> _PROBLEM_: In the items, from the line with "- app-acrobat[interactable]: ⧉" to the line with "- instagram-icon: ◎: [1627, 611, 1667, 651]", change "modal" to "dialog" and write those lines out again, leaving everything else as it is.

━━━━━━━━━━━━━━━━━━━━

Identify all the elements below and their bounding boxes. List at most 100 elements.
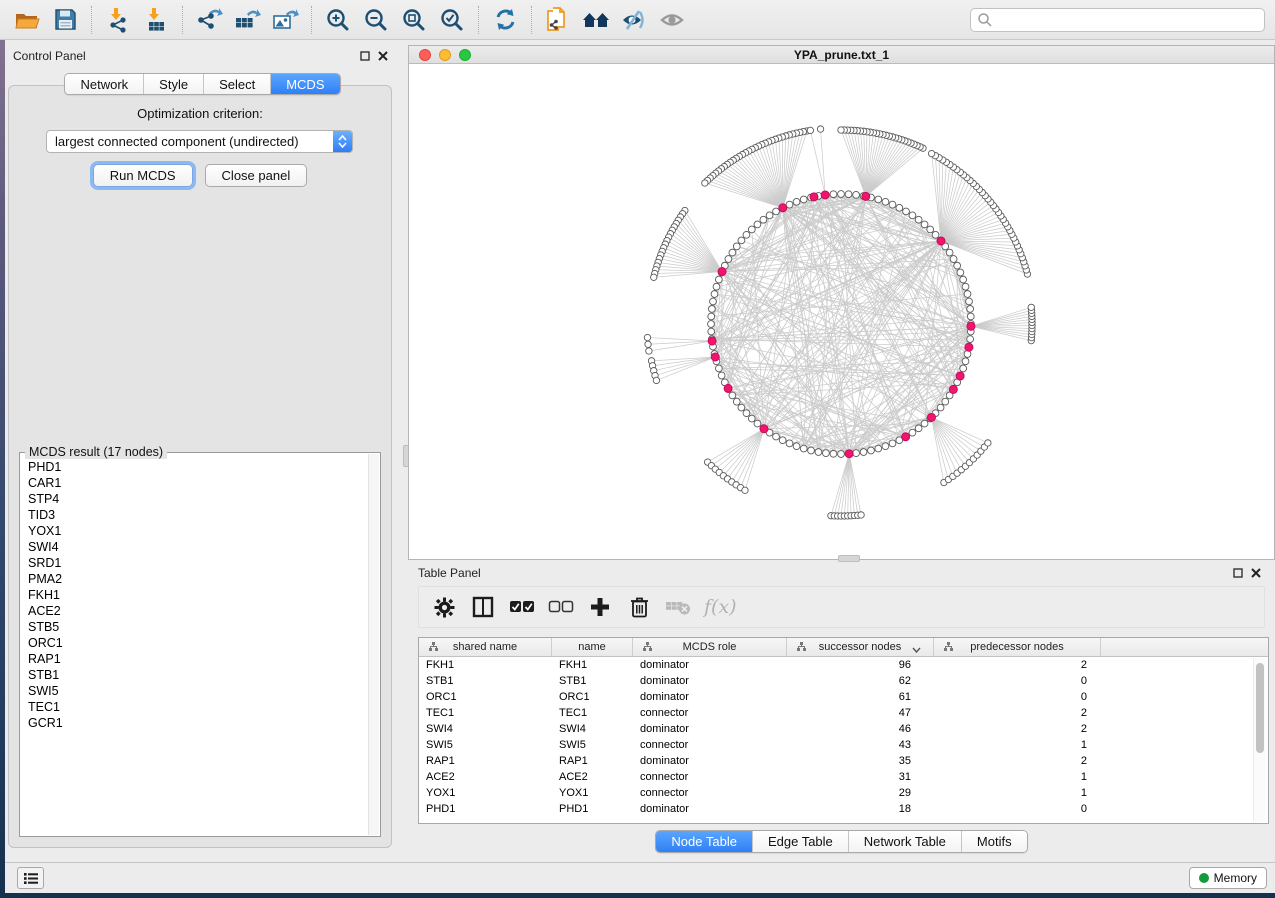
mcds-result-item[interactable]: PMA2	[22, 571, 367, 587]
mcds-result-item[interactable]: TEC1	[22, 699, 367, 715]
table-tab-edge-table[interactable]: Edge Table	[752, 831, 848, 852]
export-table-button[interactable]	[228, 4, 266, 36]
table-cell: connector	[633, 785, 787, 801]
optimization-criterion-select[interactable]: largest connected component (undirected)	[46, 130, 353, 153]
mcds-result-item[interactable]: FKH1	[22, 587, 367, 603]
table-row[interactable]: YOX1YOX1connector291	[419, 785, 1268, 801]
hide-graphics-details-button[interactable]	[615, 4, 653, 36]
close-panel-action-button[interactable]: Close panel	[205, 164, 308, 187]
float-panel-button[interactable]	[356, 48, 374, 64]
clone-network-button[interactable]	[539, 4, 577, 36]
zoom-selected-button[interactable]	[433, 4, 471, 36]
table-cell: SWI5	[552, 737, 633, 753]
task-history-button[interactable]	[17, 867, 44, 889]
show-columns-button[interactable]	[470, 594, 496, 620]
mcds-result-item[interactable]: STB1	[22, 667, 367, 683]
mcds-result-item[interactable]: RAP1	[22, 651, 367, 667]
tab-network[interactable]: Network	[65, 74, 143, 94]
search-input[interactable]	[993, 11, 1264, 29]
export-network-button[interactable]	[190, 4, 228, 36]
save-session-button[interactable]	[46, 4, 84, 36]
close-panel-button[interactable]	[374, 48, 392, 64]
table-row[interactable]: SWI4SWI4dominator462	[419, 721, 1268, 737]
tab-select[interactable]: Select	[203, 74, 270, 94]
table-cell: PHD1	[419, 801, 552, 817]
column-header-predecessor-nodes[interactable]: predecessor nodes	[934, 638, 1101, 656]
table-row[interactable]: ACE2ACE2connector311	[419, 769, 1268, 785]
table-cell: 1	[934, 737, 1101, 753]
tab-style[interactable]: Style	[143, 74, 203, 94]
mcds-result-item[interactable]: PHD1	[22, 459, 367, 475]
column-header-name[interactable]: name	[552, 638, 633, 656]
tab-mcds[interactable]: MCDS	[270, 74, 339, 94]
network-graph[interactable]	[409, 64, 1274, 559]
export-image-button[interactable]	[266, 4, 304, 36]
deselect-all-button[interactable]	[548, 594, 574, 620]
close-panel-button[interactable]	[1247, 565, 1265, 581]
mcds-result-item[interactable]: ACE2	[22, 603, 367, 619]
delete-column-button[interactable]	[626, 594, 652, 620]
toolbar-separator	[91, 6, 92, 34]
horizontal-splitter[interactable]	[408, 555, 1275, 562]
mcds-result-item[interactable]: YOX1	[22, 523, 367, 539]
mcds-result-item[interactable]: GCR1	[22, 715, 367, 731]
splitter-grip[interactable]	[838, 555, 860, 562]
memory-button[interactable]: Memory	[1189, 867, 1267, 889]
column-header-shared-name[interactable]: shared name	[419, 638, 552, 656]
table-row[interactable]: TEC1TEC1connector472	[419, 705, 1268, 721]
network-nodes[interactable]	[644, 126, 1035, 519]
checked-boxes-icon	[509, 600, 535, 614]
memory-label: Memory	[1214, 871, 1257, 885]
gear-icon	[434, 597, 455, 618]
mcds-result-item[interactable]: TID3	[22, 507, 367, 523]
import-network-button[interactable]	[99, 4, 137, 36]
zoom-fit-button[interactable]	[395, 4, 433, 36]
zoom-out-button[interactable]	[357, 4, 395, 36]
table-cell: 62	[787, 673, 934, 689]
mcds-result-item[interactable]: SWI4	[22, 539, 367, 555]
table-row[interactable]: PHD1PHD1dominator180	[419, 801, 1268, 817]
mcds-result-item[interactable]: STP4	[22, 491, 367, 507]
table-cell: 1	[934, 785, 1101, 801]
column-type-icon	[429, 642, 438, 654]
table-cell: RAP1	[419, 753, 552, 769]
table-tab-motifs[interactable]: Motifs	[961, 831, 1027, 852]
table-tab-network-table[interactable]: Network Table	[848, 831, 961, 852]
app-body: Control Panel NetworkStyleSelectMCDS Opt…	[5, 40, 1275, 893]
task-list-icon	[23, 872, 39, 885]
run-mcds-button[interactable]: Run MCDS	[93, 164, 193, 187]
zoom-fit-icon	[401, 7, 427, 33]
select-all-button[interactable]	[509, 594, 535, 620]
mcds-result-item[interactable]: SRD1	[22, 555, 367, 571]
zoom-in-button[interactable]	[319, 4, 357, 36]
network-window-titlebar[interactable]: YPA_prune.txt_1	[409, 46, 1274, 64]
mcds-result-item[interactable]: SWI5	[22, 683, 367, 699]
mcds-result-item[interactable]: STB5	[22, 619, 367, 635]
table-row[interactable]: SWI5SWI5connector431	[419, 737, 1268, 753]
scrollbar-thumb[interactable]	[1256, 663, 1264, 753]
table-row[interactable]: FKH1FKH1dominator962	[419, 657, 1268, 673]
column-header-successor-nodes[interactable]: successor nodes	[787, 638, 934, 656]
mcds-result-item[interactable]: CAR1	[22, 475, 367, 491]
network-canvas[interactable]	[409, 64, 1274, 559]
houses-button[interactable]	[577, 4, 615, 36]
export-table-icon	[233, 7, 261, 33]
close-icon	[378, 51, 388, 61]
table-scrollbar[interactable]	[1253, 658, 1265, 822]
refresh-button[interactable]	[486, 4, 524, 36]
table-row[interactable]: RAP1RAP1dominator352	[419, 753, 1268, 769]
mcds-result-item[interactable]: ORC1	[22, 635, 367, 651]
column-type-icon	[797, 642, 806, 654]
table-settings-button[interactable]	[431, 594, 457, 620]
mcds-list-scrollbar[interactable]	[368, 454, 379, 835]
open-file-button[interactable]	[8, 4, 46, 36]
show-graphics-details-button[interactable]	[653, 4, 691, 36]
column-header-MCDS-role[interactable]: MCDS role	[633, 638, 787, 656]
import-table-button[interactable]	[137, 4, 175, 36]
add-column-button[interactable]	[587, 594, 613, 620]
float-panel-button[interactable]	[1229, 565, 1247, 581]
eye-slash-icon	[620, 8, 648, 32]
table-tab-node-table[interactable]: Node Table	[656, 831, 752, 852]
table-row[interactable]: ORC1ORC1dominator610	[419, 689, 1268, 705]
table-row[interactable]: STB1STB1dominator620	[419, 673, 1268, 689]
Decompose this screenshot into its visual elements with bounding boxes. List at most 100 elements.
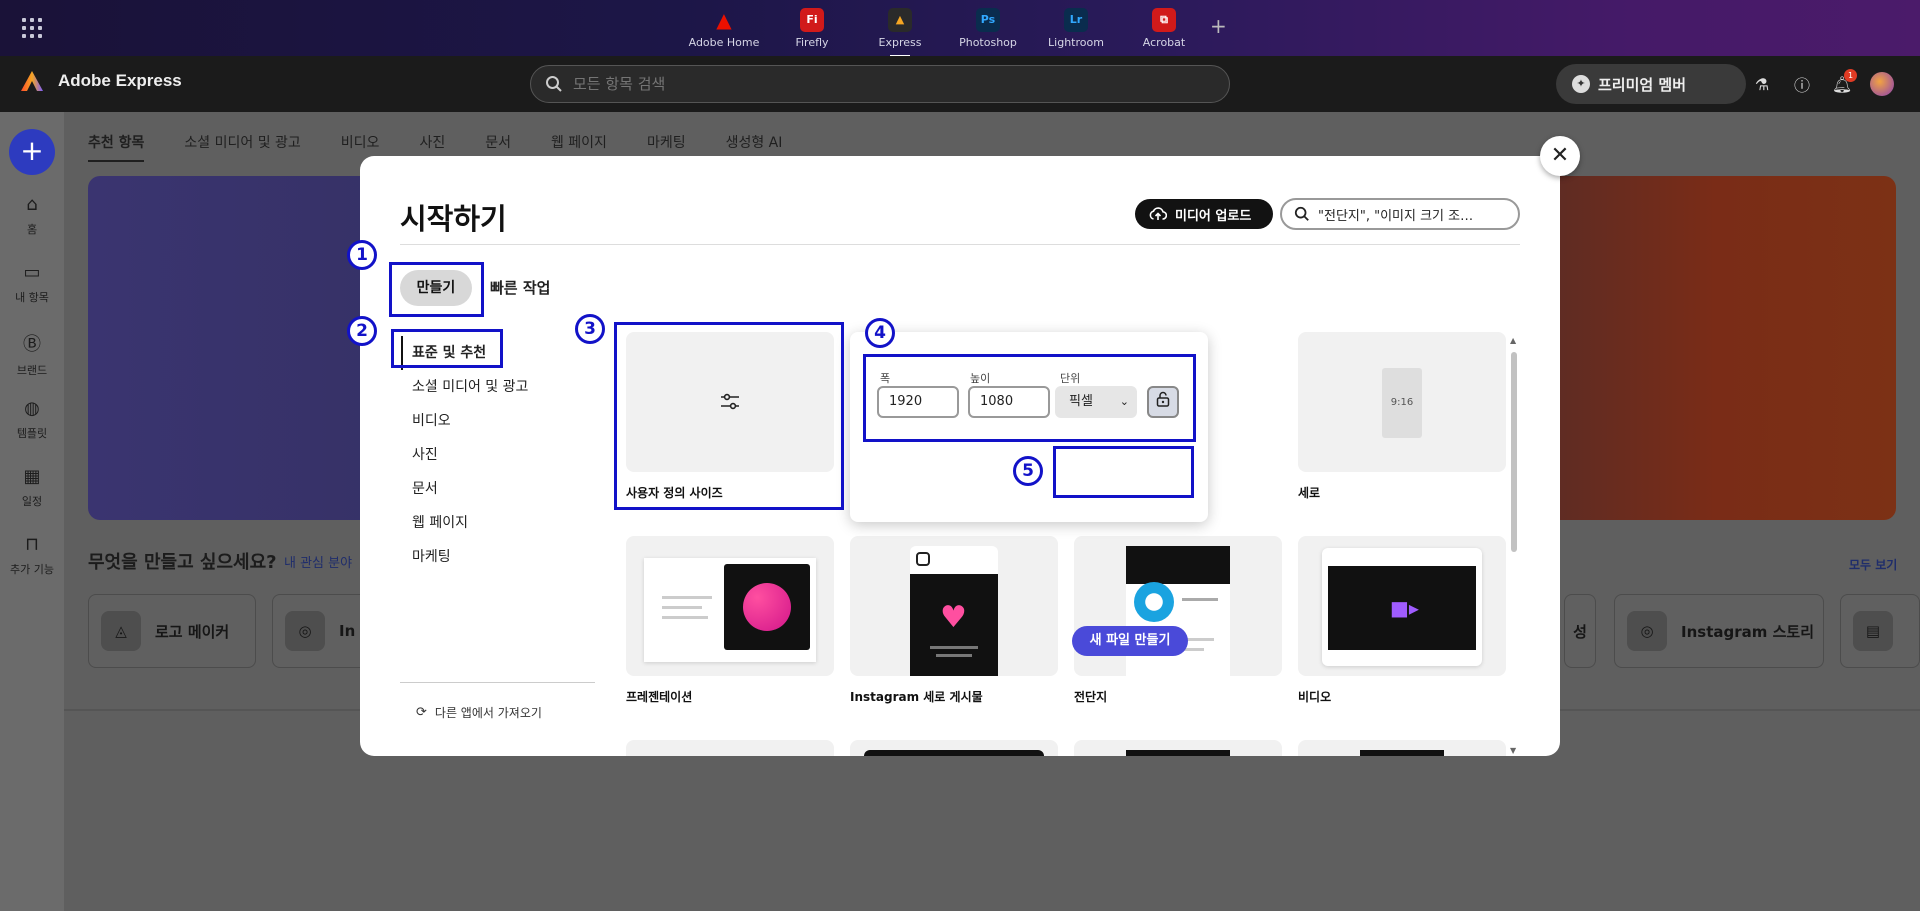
- app-acrobat[interactable]: ⧉ Acrobat: [1120, 6, 1208, 49]
- adobe-logo-icon: ▲: [716, 8, 732, 32]
- rail-label: 추가 기능: [10, 563, 54, 576]
- premium-button[interactable]: ✦ 프리미엄 멤버: [1556, 64, 1746, 104]
- template-search-input[interactable]: [1318, 206, 1508, 222]
- start-modal: 시작하기 미디어 업로드 만들기 빠른 작업 표준 및 추천 소셜 미디어 및 …: [360, 156, 1560, 756]
- close-modal-button[interactable]: ✕: [1540, 136, 1580, 176]
- category-social[interactable]: 소셜 미디어 및 광고: [412, 370, 528, 404]
- quick-card-partial[interactable]: 성: [1564, 594, 1596, 668]
- tab-quick-actions[interactable]: 빠른 작업: [490, 270, 550, 306]
- lightroom-logo-icon: Lr: [1064, 8, 1088, 32]
- instagram-icon: ◎: [1627, 611, 1667, 651]
- tile-scrollbar[interactable]: ▲ ▼: [1508, 336, 1522, 756]
- tab-social[interactable]: 소셜 미디어 및 광고: [184, 132, 300, 162]
- annotation-box-1: [389, 262, 484, 317]
- rail-item-templates[interactable]: ◍ 템플릿: [0, 398, 64, 441]
- rail-label: 홈: [26, 223, 38, 236]
- card-label: 로고 메이커: [155, 622, 230, 641]
- import-sync-icon: ⟳: [416, 705, 427, 720]
- create-plus-button[interactable]: +: [9, 129, 55, 175]
- premium-label: 프리미엄 멤버: [1598, 75, 1687, 94]
- scrollbar-thumb[interactable]: [1511, 352, 1517, 552]
- quick-card-instagram-story[interactable]: ◎ Instagram 스토리: [1614, 594, 1824, 668]
- tile-label: 세로: [1298, 486, 1321, 500]
- upload-media-button[interactable]: 미디어 업로드: [1135, 199, 1273, 229]
- search-icon: [1294, 206, 1309, 221]
- rail-label: 내 항목: [15, 291, 49, 304]
- header-actions: ⚗ ⓘ 🔔︎ 1: [1750, 68, 1894, 96]
- calendar-icon: ▦: [23, 466, 41, 487]
- rail-item-my-stuff[interactable]: ▭ 내 항목: [0, 262, 64, 305]
- search-icon: [546, 76, 562, 92]
- labs-flask-icon[interactable]: ⚗: [1750, 75, 1774, 94]
- annotation-marker-5: 5: [1013, 456, 1043, 486]
- app-firefly[interactable]: Fi Firefly: [768, 6, 856, 49]
- quick-card-logo[interactable]: ◬ 로고 메이커: [88, 594, 256, 668]
- quick-card-browser[interactable]: ▤: [1840, 594, 1920, 668]
- annotation-marker-3: 3: [575, 314, 605, 344]
- app-lightroom[interactable]: Lr Lightroom: [1032, 6, 1120, 49]
- card-label: In: [339, 622, 356, 640]
- firefly-logo-icon: Fi: [800, 8, 824, 32]
- scroll-down-icon[interactable]: ▼: [1510, 746, 1516, 755]
- import-from-app-link[interactable]: ⟳ 다른 앱에서 가져오기: [416, 704, 542, 721]
- rail-label: 템플릿: [16, 427, 48, 440]
- ratio-preview: 9:16: [1382, 368, 1422, 438]
- annotation-box-5: [1053, 446, 1194, 498]
- card-label: Instagram 스토리: [1681, 622, 1814, 641]
- app-grid-icon[interactable]: [22, 18, 42, 38]
- instagram-icon: ◎: [285, 611, 325, 651]
- interest-link[interactable]: 내 관심 분야: [284, 552, 352, 571]
- acrobat-logo-icon: ⧉: [1152, 8, 1176, 32]
- create-new-file-button[interactable]: 새 파일 만들기: [1072, 626, 1188, 656]
- heart-icon: ♥: [940, 600, 967, 635]
- app-photoshop[interactable]: Ps Photoshop: [944, 6, 1032, 49]
- rail-item-schedule[interactable]: ▦ 일정: [0, 466, 64, 509]
- photoshop-logo-icon: Ps: [976, 8, 1000, 32]
- app-express[interactable]: ▲ Express: [856, 6, 944, 57]
- premium-icon: ✦: [1572, 75, 1590, 93]
- tile-thumbnail: [1298, 740, 1506, 756]
- tile-thumbnail: ■▸: [1298, 536, 1506, 676]
- app-label: Firefly: [795, 36, 829, 49]
- logo-maker-icon: ◬: [101, 611, 141, 651]
- brand-icon: Ⓑ: [23, 334, 41, 355]
- scroll-up-icon[interactable]: ▲: [1510, 336, 1516, 345]
- annotation-marker-2: 2: [347, 316, 377, 346]
- tile-thumbnail: [626, 536, 834, 676]
- avatar[interactable]: [1870, 72, 1894, 96]
- notification-bell-icon[interactable]: 🔔︎ 1: [1830, 68, 1857, 94]
- category-video[interactable]: 비디오: [412, 404, 528, 438]
- app-label: Adobe Home: [688, 36, 760, 49]
- rail-item-home[interactable]: ⌂ 홈: [0, 194, 64, 237]
- app-label: Photoshop: [959, 36, 1017, 49]
- rail-item-addons[interactable]: ⊓ 추가 기능: [0, 534, 64, 577]
- tab-featured[interactable]: 추천 항목: [88, 132, 145, 162]
- title-divider: [400, 244, 1520, 245]
- annotation-marker-4: 4: [865, 318, 895, 348]
- category-document[interactable]: 문서: [412, 472, 528, 506]
- tile-thumbnail: [626, 740, 834, 756]
- badge-icon: [1134, 582, 1174, 622]
- express-logo-icon: ▲: [888, 8, 912, 32]
- help-icon[interactable]: ⓘ: [1790, 72, 1814, 96]
- annotation-box-2: [391, 329, 503, 368]
- template-search[interactable]: [1280, 198, 1520, 230]
- global-search-input[interactable]: [573, 75, 1173, 93]
- brand[interactable]: Adobe Express: [20, 70, 182, 92]
- import-label: 다른 앱에서 가져오기: [434, 706, 542, 720]
- tile-thumbnail: [1074, 740, 1282, 756]
- global-search[interactable]: [530, 65, 1230, 103]
- express-logo-icon: [21, 71, 43, 91]
- app-adobe-home[interactable]: ▲ Adobe Home: [680, 6, 768, 49]
- see-all-link[interactable]: 모두 보기: [1849, 556, 1897, 573]
- add-app-icon[interactable]: +: [1210, 14, 1227, 38]
- rail-item-brand[interactable]: Ⓑ 브랜드: [0, 330, 64, 378]
- category-marketing[interactable]: 마케팅: [412, 540, 528, 574]
- annotation-box-3: [614, 322, 844, 510]
- category-webpage[interactable]: 웹 페이지: [412, 506, 528, 540]
- app-label: Acrobat: [1142, 36, 1186, 49]
- category-photo[interactable]: 사진: [412, 438, 528, 472]
- video-frame: ■▸: [1322, 548, 1482, 666]
- app-label: Express: [878, 36, 922, 49]
- app-list: ▲ Adobe Home Fi Firefly ▲ Express Ps Pho…: [680, 6, 1208, 57]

━━━━━━━━━━━━━━━━━━━━

> _EXPECTED ANSWER_:
- app-acrobat[interactable]: ⧉ Acrobat: [1120, 6, 1208, 49]
- adobe-logo-icon: ▲: [716, 8, 732, 32]
- rail-label: 추가 기능: [10, 563, 54, 576]
- premium-button[interactable]: ✦ 프리미엄 멤버: [1556, 64, 1746, 104]
- template-search-input[interactable]: [1318, 206, 1508, 222]
- start-dialog: 시작하기 미디어 업로드 만들기 빠른 작업 표준 및 추천 소셜 미디어 및 …: [360, 156, 1560, 756]
- close-dialog-button[interactable]: ✕: [1540, 136, 1580, 176]
- category-social[interactable]: 소셜 미디어 및 광고: [412, 370, 528, 404]
- quick-card-partial[interactable]: 성: [1564, 594, 1596, 668]
- tab-quick-actions[interactable]: 빠른 작업: [490, 270, 550, 306]
- lightroom-logo-icon: Lr: [1064, 8, 1088, 32]
- instagram-icon: ◎: [1627, 611, 1667, 651]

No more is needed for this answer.